[Transcribed document page entries]
= Beginning of Section =
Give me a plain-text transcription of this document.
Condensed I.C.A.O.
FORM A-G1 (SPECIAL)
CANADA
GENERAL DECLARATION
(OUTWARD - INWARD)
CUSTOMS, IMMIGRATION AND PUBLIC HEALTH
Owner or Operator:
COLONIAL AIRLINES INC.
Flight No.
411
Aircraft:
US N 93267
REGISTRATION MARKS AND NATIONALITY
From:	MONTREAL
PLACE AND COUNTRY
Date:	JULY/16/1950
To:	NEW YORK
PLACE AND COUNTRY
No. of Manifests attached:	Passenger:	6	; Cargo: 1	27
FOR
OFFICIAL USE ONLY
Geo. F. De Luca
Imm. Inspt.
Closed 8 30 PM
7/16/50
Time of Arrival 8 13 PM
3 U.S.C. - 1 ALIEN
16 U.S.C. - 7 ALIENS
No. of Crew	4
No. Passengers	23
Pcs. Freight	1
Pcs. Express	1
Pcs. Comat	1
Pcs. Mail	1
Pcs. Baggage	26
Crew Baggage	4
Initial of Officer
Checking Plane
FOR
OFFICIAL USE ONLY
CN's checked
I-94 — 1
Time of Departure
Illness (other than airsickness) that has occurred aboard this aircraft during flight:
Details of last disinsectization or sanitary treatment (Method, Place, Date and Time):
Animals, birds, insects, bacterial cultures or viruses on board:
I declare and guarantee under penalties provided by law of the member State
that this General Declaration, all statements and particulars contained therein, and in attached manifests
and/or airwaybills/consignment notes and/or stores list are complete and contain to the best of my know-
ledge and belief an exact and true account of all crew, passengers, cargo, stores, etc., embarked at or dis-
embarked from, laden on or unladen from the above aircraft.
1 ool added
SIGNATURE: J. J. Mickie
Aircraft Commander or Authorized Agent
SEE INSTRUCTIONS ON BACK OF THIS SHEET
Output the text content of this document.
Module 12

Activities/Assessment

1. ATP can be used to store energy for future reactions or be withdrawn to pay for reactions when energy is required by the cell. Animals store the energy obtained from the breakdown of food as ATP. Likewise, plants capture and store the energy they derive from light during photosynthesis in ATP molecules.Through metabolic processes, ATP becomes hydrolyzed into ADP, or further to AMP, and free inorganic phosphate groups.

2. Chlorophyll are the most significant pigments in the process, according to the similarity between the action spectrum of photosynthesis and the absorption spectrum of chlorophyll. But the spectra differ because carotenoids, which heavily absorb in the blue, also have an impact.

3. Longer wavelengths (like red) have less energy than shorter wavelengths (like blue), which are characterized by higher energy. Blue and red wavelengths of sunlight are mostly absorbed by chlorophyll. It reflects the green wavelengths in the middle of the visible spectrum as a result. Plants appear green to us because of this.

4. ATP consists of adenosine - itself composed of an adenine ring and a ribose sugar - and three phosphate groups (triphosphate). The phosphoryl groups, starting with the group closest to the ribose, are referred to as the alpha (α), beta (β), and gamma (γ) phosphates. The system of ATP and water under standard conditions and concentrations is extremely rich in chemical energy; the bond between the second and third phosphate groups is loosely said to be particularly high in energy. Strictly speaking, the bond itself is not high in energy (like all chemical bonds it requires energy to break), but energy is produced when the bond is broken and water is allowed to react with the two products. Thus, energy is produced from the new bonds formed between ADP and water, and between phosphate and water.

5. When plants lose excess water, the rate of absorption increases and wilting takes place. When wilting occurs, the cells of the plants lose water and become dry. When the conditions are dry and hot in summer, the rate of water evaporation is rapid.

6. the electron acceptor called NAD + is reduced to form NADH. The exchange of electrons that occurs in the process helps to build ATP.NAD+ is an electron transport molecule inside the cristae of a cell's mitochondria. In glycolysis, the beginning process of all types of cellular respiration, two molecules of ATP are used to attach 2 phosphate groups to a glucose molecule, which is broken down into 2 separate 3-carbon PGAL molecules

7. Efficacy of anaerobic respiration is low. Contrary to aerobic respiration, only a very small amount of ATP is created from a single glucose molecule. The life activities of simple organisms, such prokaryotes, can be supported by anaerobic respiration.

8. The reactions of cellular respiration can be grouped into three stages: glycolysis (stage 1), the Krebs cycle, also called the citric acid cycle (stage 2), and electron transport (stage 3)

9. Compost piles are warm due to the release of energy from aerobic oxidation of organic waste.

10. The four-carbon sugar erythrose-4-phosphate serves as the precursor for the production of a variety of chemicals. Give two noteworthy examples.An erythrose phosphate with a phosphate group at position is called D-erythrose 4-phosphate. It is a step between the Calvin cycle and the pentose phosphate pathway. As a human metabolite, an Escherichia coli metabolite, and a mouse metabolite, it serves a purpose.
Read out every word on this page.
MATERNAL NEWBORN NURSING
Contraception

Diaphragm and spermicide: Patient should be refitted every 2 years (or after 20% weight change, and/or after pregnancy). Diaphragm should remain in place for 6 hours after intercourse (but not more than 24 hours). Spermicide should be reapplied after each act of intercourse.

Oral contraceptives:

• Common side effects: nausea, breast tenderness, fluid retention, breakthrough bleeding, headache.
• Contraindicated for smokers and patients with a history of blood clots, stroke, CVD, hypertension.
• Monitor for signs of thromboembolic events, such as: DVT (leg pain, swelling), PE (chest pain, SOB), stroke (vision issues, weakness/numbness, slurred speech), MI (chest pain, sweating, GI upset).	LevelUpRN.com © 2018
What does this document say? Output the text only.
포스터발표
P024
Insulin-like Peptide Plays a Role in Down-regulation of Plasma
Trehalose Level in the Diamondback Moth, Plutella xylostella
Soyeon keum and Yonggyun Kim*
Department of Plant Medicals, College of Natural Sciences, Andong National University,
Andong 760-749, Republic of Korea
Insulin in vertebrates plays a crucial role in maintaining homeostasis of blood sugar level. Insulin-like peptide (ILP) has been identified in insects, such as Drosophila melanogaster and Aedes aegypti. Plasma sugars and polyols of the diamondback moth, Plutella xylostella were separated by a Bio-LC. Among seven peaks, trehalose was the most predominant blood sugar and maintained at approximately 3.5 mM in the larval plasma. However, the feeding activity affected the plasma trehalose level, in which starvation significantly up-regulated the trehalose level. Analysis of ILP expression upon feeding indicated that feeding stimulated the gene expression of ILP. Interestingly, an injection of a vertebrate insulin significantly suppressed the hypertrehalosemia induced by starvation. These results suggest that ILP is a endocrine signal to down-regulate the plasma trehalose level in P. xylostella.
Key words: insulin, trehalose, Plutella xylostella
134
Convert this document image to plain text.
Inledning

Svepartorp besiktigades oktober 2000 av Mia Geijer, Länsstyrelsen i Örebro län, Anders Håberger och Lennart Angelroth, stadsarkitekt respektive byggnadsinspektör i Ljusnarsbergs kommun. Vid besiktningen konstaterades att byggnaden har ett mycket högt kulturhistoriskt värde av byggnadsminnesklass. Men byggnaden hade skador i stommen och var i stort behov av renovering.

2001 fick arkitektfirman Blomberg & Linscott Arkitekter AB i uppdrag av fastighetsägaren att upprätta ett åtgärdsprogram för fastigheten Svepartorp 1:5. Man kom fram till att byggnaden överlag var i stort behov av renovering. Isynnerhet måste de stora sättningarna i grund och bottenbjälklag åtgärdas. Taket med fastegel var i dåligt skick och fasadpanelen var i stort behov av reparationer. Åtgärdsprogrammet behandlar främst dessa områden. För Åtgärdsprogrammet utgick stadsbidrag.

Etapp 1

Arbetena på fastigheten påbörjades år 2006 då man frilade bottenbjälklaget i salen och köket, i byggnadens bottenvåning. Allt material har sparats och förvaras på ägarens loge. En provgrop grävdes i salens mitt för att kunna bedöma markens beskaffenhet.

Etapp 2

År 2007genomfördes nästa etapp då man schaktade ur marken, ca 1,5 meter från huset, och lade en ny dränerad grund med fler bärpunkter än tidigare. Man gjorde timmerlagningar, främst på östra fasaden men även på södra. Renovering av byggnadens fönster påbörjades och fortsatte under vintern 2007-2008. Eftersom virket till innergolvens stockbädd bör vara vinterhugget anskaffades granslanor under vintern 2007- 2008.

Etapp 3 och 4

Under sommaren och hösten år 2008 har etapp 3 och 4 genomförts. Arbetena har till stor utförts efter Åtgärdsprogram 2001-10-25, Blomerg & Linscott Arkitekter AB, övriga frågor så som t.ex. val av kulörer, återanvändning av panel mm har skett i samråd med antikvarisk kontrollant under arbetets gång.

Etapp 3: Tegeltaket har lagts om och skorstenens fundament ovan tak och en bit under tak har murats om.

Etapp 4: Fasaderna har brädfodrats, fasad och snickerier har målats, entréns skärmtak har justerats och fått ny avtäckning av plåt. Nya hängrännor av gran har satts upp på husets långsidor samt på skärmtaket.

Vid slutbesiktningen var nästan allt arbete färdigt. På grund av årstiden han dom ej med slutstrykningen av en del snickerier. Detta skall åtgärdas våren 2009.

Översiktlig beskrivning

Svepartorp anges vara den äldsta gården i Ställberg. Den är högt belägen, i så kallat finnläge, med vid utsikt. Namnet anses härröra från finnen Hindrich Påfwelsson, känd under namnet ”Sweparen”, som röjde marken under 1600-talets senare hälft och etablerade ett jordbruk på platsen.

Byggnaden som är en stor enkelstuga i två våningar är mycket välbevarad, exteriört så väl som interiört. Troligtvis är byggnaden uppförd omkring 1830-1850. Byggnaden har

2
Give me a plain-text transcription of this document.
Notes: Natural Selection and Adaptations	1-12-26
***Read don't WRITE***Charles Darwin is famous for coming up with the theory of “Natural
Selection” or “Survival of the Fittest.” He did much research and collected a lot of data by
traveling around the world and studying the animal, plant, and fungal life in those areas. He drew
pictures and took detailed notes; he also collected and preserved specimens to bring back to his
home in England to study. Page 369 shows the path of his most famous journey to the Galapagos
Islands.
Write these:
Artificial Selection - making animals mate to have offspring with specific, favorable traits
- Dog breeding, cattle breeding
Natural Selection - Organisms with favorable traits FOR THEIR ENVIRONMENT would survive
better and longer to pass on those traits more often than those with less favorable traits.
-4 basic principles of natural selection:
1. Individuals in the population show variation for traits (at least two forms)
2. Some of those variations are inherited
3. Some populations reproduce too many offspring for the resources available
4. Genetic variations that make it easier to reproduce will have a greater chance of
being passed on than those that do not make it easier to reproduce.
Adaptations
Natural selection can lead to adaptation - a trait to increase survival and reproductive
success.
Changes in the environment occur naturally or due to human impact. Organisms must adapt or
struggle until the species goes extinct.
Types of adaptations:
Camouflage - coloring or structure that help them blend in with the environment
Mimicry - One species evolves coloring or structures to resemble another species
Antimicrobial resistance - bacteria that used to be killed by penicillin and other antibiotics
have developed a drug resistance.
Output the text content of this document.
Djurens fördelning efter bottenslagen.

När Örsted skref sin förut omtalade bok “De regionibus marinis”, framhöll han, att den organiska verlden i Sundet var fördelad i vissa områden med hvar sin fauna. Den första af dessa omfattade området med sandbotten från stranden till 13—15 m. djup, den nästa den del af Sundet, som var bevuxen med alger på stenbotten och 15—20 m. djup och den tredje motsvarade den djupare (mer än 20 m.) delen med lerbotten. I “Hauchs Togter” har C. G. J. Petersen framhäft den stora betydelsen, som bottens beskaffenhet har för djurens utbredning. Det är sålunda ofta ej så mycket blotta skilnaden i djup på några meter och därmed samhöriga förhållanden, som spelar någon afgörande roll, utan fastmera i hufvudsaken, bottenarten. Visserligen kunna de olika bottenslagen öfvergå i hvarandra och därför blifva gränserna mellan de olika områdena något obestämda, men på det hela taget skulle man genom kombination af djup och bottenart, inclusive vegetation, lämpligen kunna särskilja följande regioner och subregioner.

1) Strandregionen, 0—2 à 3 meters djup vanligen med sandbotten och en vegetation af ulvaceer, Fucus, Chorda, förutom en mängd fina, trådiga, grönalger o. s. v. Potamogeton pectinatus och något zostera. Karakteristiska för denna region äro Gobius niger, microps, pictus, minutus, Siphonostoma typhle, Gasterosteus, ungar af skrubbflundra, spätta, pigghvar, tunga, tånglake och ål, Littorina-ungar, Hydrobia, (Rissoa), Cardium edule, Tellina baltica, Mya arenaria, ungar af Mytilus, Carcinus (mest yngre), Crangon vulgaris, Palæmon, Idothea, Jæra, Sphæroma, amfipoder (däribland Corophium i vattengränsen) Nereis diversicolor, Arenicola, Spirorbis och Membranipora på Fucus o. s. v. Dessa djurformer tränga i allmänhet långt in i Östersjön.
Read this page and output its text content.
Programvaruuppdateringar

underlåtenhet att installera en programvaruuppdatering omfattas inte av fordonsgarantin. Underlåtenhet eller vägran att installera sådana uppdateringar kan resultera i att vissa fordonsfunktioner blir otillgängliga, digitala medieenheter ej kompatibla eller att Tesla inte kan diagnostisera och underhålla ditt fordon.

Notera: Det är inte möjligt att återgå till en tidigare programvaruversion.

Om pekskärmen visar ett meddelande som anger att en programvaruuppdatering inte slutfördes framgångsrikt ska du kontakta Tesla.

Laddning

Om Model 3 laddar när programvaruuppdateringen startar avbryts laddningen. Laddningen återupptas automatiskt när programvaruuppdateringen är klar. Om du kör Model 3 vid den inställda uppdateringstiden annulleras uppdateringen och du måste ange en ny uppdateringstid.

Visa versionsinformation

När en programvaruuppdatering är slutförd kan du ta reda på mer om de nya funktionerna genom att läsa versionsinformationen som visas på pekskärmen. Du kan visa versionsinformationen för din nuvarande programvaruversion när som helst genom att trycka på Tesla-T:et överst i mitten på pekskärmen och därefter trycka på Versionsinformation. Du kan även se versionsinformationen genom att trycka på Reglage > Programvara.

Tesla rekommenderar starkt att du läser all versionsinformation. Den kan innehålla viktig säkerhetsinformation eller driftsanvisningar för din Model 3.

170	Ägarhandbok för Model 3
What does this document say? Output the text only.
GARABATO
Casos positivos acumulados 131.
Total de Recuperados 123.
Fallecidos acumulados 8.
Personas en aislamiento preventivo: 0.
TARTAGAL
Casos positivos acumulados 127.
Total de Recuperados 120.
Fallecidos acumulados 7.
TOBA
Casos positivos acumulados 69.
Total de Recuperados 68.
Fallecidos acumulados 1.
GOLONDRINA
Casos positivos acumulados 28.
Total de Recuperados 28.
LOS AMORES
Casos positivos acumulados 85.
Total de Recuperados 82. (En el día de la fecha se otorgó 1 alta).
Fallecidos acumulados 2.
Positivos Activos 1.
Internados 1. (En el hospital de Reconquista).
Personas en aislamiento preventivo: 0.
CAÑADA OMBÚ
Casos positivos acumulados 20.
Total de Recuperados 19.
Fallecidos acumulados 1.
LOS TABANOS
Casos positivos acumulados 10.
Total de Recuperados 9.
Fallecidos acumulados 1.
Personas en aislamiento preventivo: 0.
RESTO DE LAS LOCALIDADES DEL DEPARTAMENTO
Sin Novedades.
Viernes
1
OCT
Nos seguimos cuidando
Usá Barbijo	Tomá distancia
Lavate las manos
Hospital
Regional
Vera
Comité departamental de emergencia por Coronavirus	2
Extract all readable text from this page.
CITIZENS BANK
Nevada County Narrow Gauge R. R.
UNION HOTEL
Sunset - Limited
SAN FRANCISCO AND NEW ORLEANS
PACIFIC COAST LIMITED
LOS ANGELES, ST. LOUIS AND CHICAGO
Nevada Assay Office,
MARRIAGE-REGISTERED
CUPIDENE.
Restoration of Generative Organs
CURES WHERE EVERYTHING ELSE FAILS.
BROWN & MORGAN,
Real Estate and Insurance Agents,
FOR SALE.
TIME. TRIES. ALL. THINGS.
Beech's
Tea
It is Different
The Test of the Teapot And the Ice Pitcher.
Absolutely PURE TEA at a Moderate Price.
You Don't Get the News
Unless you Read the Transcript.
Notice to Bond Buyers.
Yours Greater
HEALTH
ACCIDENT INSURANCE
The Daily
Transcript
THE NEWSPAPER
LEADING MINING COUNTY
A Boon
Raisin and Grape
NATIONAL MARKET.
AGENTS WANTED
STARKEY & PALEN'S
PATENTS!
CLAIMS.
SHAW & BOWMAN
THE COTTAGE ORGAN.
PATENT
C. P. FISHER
= End of Section =
Please go through the data above and copy each line containing the word "offspring".

◆ **Answer box**:
Artificial Selection - making animals mate to have offspring with specific, favorable traits
3. Some populations reproduce too many offspring for the resources available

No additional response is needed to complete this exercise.